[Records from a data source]
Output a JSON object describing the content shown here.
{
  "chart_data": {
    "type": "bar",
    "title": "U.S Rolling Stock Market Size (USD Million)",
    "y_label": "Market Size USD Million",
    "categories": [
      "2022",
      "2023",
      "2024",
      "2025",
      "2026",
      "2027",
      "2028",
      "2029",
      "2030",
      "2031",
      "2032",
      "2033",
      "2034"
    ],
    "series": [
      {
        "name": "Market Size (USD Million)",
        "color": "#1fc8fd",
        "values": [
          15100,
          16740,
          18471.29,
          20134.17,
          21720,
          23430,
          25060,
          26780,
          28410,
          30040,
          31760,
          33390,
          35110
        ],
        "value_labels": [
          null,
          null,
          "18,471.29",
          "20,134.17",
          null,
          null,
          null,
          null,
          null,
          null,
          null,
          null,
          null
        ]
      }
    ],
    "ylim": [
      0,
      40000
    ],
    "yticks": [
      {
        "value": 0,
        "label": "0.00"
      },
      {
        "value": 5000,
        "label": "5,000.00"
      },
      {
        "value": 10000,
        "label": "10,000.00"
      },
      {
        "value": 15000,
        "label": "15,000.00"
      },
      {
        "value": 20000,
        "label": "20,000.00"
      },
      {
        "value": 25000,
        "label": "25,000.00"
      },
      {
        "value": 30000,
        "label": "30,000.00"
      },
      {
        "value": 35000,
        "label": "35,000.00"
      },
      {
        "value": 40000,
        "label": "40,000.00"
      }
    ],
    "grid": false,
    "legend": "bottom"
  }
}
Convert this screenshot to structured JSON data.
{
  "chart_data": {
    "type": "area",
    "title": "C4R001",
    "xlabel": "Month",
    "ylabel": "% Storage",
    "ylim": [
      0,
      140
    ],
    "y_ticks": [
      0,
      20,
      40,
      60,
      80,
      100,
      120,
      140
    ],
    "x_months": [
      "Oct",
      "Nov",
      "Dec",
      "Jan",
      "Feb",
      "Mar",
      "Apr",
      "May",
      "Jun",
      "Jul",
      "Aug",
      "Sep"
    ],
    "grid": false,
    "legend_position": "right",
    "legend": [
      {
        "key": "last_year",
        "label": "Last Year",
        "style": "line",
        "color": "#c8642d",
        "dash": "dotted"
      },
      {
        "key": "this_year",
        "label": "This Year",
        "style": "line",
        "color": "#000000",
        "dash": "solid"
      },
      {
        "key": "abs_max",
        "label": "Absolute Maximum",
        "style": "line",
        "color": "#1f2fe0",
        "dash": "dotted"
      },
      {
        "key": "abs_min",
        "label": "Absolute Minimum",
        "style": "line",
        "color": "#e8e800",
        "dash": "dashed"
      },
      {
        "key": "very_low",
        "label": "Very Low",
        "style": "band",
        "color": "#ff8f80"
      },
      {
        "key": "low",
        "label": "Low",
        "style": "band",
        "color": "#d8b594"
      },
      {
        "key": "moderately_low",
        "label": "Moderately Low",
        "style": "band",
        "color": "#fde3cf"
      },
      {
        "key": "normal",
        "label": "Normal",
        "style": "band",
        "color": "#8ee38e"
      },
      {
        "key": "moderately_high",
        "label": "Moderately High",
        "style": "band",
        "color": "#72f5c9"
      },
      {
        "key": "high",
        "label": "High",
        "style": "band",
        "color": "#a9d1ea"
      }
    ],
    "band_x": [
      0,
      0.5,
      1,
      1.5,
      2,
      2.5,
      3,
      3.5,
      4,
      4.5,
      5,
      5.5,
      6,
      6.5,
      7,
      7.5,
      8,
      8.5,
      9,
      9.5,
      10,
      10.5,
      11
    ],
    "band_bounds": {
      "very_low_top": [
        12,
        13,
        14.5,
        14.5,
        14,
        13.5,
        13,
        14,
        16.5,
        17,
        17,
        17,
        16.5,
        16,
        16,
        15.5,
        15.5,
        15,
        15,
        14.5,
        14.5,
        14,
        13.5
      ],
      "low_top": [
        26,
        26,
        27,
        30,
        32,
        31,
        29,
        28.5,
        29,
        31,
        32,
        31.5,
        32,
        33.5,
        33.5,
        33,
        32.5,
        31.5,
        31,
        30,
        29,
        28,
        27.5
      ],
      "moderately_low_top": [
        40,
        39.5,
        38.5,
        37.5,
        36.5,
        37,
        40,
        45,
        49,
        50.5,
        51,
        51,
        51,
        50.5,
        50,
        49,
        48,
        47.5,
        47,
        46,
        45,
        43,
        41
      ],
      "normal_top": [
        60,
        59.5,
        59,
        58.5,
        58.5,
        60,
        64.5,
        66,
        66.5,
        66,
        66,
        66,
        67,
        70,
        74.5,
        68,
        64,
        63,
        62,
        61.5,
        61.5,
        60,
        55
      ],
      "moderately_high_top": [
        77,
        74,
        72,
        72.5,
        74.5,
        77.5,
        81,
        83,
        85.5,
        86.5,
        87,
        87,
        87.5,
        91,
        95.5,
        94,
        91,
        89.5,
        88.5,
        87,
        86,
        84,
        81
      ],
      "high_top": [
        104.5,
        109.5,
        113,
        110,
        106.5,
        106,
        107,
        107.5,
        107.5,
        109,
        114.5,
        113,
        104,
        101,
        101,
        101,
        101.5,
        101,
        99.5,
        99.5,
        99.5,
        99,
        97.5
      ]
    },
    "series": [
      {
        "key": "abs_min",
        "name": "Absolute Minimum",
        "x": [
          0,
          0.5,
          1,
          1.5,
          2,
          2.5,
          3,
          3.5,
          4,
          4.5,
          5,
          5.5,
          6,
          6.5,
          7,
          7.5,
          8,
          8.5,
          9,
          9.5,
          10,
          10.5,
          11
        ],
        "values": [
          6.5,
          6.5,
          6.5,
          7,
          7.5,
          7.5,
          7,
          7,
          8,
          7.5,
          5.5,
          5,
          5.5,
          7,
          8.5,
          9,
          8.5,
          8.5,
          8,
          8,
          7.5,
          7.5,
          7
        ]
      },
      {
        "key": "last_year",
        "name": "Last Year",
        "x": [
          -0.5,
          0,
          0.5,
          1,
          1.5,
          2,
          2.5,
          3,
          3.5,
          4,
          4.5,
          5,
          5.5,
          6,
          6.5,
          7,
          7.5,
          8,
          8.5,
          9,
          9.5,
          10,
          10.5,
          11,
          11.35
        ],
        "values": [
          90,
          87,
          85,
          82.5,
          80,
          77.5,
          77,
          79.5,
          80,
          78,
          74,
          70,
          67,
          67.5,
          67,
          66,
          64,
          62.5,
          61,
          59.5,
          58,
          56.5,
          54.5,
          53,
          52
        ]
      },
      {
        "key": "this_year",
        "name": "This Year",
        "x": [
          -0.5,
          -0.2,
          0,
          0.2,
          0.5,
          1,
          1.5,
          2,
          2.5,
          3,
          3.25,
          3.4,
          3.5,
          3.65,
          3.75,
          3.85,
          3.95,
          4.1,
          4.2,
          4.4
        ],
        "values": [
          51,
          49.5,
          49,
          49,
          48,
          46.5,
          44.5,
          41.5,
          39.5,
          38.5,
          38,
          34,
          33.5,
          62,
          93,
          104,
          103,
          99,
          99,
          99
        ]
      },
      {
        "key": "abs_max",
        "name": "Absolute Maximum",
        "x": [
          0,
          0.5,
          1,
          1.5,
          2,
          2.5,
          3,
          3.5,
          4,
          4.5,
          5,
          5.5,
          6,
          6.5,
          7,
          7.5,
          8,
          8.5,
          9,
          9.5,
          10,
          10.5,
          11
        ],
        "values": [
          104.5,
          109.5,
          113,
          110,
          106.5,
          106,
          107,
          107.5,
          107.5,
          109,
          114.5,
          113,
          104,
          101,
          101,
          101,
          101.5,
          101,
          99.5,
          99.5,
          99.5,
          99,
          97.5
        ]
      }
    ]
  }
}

**What this task involves**
Write the material out again word for word.

**Response below**
Output a JSON object describing the content shown here.
{
  "chart_data": {
    "type": "bar",
    "title": "U.S Rolling Stock Market Size (USD Million)",
    "y_label": "Market Size USD Million",
    "categories": [
      "2022",
      "2023",
      "2024",
      "2025",
      "2026",
      "2027",
      "2028",
      "2029",
      "2030",
      "2031",
      "2032",
      "2033",
      "2034"
    ],
    "series": [
      {
        "name": "Market Size (USD Million)",
        "color": "#1fc8fd",
        "values": [
          15100,
          16740,
          18471.29,
          20134.17,
          21720,
          23430,
          25060,
          26780,
          28410,
          30040,
          31760,
          33390,
          35110
        ],
        "value_labels": [
          null,
          null,
          "18,471.29",
          "20,134.17",
          null,
          null,
          null,
          null,
          null,
          null,
          null,
          null,
          null
        ]
      }
    ],
    "ylim": [
      0,
      40000
    ],
    "yticks": [
      {
        "value": 0,
        "label": "0.00"
      },
      {
        "value": 5000,
        "label": "5,000.00"
      },
      {
        "value": 10000,
        "label": "10,000.00"
      },
      {
        "value": 15000,
        "label": "15,000.00"
      },
      {
        "value": 20000,
        "label": "20,000.00"
      },
      {
        "value": 25000,
        "label": "25,000.00"
      },
      {
        "value": 30000,
        "label": "30,000.00"
      },
      {
        "value": 35000,
        "label": "35,000.00"
      },
      {
        "value": 40000,
        "label": "40,000.00"
      }
    ],
    "grid": false,
    "legend": "bottom"
  }
}
Convert this screenshot to structured JSON data.
{
  "chart_data": {
    "type": "area",
    "title": "C4R001",
    "xlabel": "Month",
    "ylabel": "% Storage",
    "ylim": [
      0,
      140
    ],
    "y_ticks": [
      0,
      20,
      40,
      60,
      80,
      100,
      120,
      140
    ],
    "x_months": [
      "Oct",
      "Nov",
      "Dec",
      "Jan",
      "Feb",
      "Mar",
      "Apr",
      "May",
      "Jun",
      "Jul",
      "Aug",
      "Sep"
    ],
    "grid": false,
    "legend_position": "right",
    "legend": [
      {
        "key": "last_year",
        "label": "Last Year",
        "style": "line",
        "color": "#c8642d",
        "dash": "dotted"
      },
      {
        "key": "this_year",
        "label": "This Year",
        "style": "line",
        "color": "#000000",
        "dash": "solid"
      },
      {
        "key": "abs_max",
        "label": "Absolute Maximum",
        "style": "line",
        "color": "#1f2fe0",
        "dash": "dotted"
      },
      {
        "key": "abs_min",
        "label": "Absolute Minimum",
        "style": "line",
        "color": "#e8e800",
        "dash": "dashed"
      },
      {
        "key": "very_low",
        "label": "Very Low",
        "style": "band",
        "color": "#ff8f80"
      },
      {
        "key": "low",
        "label": "Low",
        "style": "band",
        "color": "#d8b594"
      },
      {
        "key": "moderately_low",
        "label": "Moderately Low",
        "style": "band",
        "color": "#fde3cf"
      },
      {
        "key": "normal",
        "label": "Normal",
        "style": "band",
        "color": "#8ee38e"
      },
      {
        "key": "moderately_high",
        "label": "Moderately High",
        "style": "band",
        "color": "#72f5c9"
      },
      {
        "key": "high",
        "label": "High",
        "style": "band",
        "color": "#a9d1ea"
      }
    ],
    "band_x": [
      0,
      0.5,
      1,
      1.5,
      2,
      2.5,
      3,
      3.5,
      4,
      4.5,
      5,
      5.5,
      6,
      6.5,
      7,
      7.5,
      8,
      8.5,
      9,
      9.5,
      10,
      10.5,
      11
    ],
    "band_bounds": {
      "very_low_top": [
        12,
        13,
        14.5,
        14.5,
        14,
        13.5,
        13,
        14,
        16.5,
        17,
        17,
        17,
        16.5,
        16,
        16,
        15.5,
        15.5,
        15,
        15,
        14.5,
        14.5,
        14,
        13.5
      ],
      "low_top": [
        26,
        26,
        27,
        30,
        32,
        31,
        29,
        28.5,
        29,
        31,
        32,
        31.5,
        32,
        33.5,
        33.5,
        33,
        32.5,
        31.5,
        31,
        30,
        29,
        28,
        27.5
      ],
      "moderately_low_top": [
        40,
        39.5,
        38.5,
        37.5,
        36.5,
        37,
        40,
        45,
        49,
        50.5,
        51,
        51,
        51,
        50.5,
        50,
        49,
        48,
        47.5,
        47,
        46,
        45,
        43,
        41
      ],
      "normal_top": [
        60,
        59.5,
        59,
        58.5,
        58.5,
        60,
        64.5,
        66,
        66.5,
        66,
        66,
        66,
        67,
        70,
        74.5,
        68,
        64,
        63,
        62,
        61.5,
        61.5,
        60,
        55
      ],
      "moderately_high_top": [
        77,
        74,
        72,
        72.5,
        74.5,
        77.5,
        81,
        83,
        85.5,
        86.5,
        87,
        87,
        87.5,
        91,
        95.5,
        94,
        91,
        89.5,
        88.5,
        87,
        86,
        84,
        81
      ],
      "high_top": [
        104.5,
        109.5,
        113,
        110,
        106.5,
        106,
        107,
        107.5,
        107.5,
        109,
        114.5,
        113,
        104,
        101,
        101,
        101,
        101.5,
        101,
        99.5,
        99.5,
        99.5,
        99,
        97.5
      ]
    },
    "series": [
      {
        "key": "abs_min",
        "name": "Absolute Minimum",
        "x": [
          0,
          0.5,
          1,
          1.5,
          2,
          2.5,
          3,
          3.5,
          4,
          4.5,
          5,
          5.5,
          6,
          6.5,
          7,
          7.5,
          8,
          8.5,
          9,
          9.5,
          10,
          10.5,
          11
        ],
        "values": [
          6.5,
          6.5,
          6.5,
          7,
          7.5,
          7.5,
          7,
          7,
          8,
          7.5,
          5.5,
          5,
          5.5,
          7,
          8.5,
          9,
          8.5,
          8.5,
          8,
          8,
          7.5,
          7.5,
          7
        ]
      },
      {
        "key": "last_year",
        "name": "Last Year",
        "x": [
          -0.5,
          0,
          0.5,
          1,
          1.5,
          2,
          2.5,
          3,
          3.5,
          4,
          4.5,
          5,
          5.5,
          6,
          6.5,
          7,
          7.5,
          8,
          8.5,
          9,
          9.5,
          10,
          10.5,
          11,
          11.35
        ],
        "values": [
          90,
          87,
          85,
          82.5,
          80,
          77.5,
          77,
          79.5,
          80,
          78,
          74,
          70,
          67,
          67.5,
          67,
          66,
          64,
          62.5,
          61,
          59.5,
          58,
          56.5,
          54.5,
          53,
          52
        ]
      },
      {
        "key": "this_year",
        "name": "This Year",
        "x": [
          -0.5,
          -0.2,
          0,
          0.2,
          0.5,
          1,
          1.5,
          2,
          2.5,
          3,
          3.25,
          3.4,
          3.5,
          3.65,
          3.75,
          3.85,
          3.95,
          4.1,
          4.2,
          4.4
        ],
        "values": [
          51,
          49.5,
          49,
          49,
          48,
          46.5,
          44.5,
          41.5,
          39.5,
          38.5,
          38,
          34,
          33.5,
          62,
          93,
          104,
          103,
          99,
          99,
          99
        ]
      },
      {
        "key": "abs_max",
        "name": "Absolute Maximum",
        "x": [
          0,
          0.5,
          1,
          1.5,
          2,
          2.5,
          3,
          3.5,
          4,
          4.5,
          5,
          5.5,
          6,
          6.5,
          7,
          7.5,
          8,
          8.5,
          9,
          9.5,
          10,
          10.5,
          11
        ],
        "values": [
          104.5,
          109.5,
          113,
          110,
          106.5,
          106,
          107,
          107.5,
          107.5,
          109,
          114.5,
          113,
          104,
          101,
          101,
          101,
          101.5,
          101,
          99.5,
          99.5,
          99.5,
          99,
          97.5
        ]
      }
    ]
  }
}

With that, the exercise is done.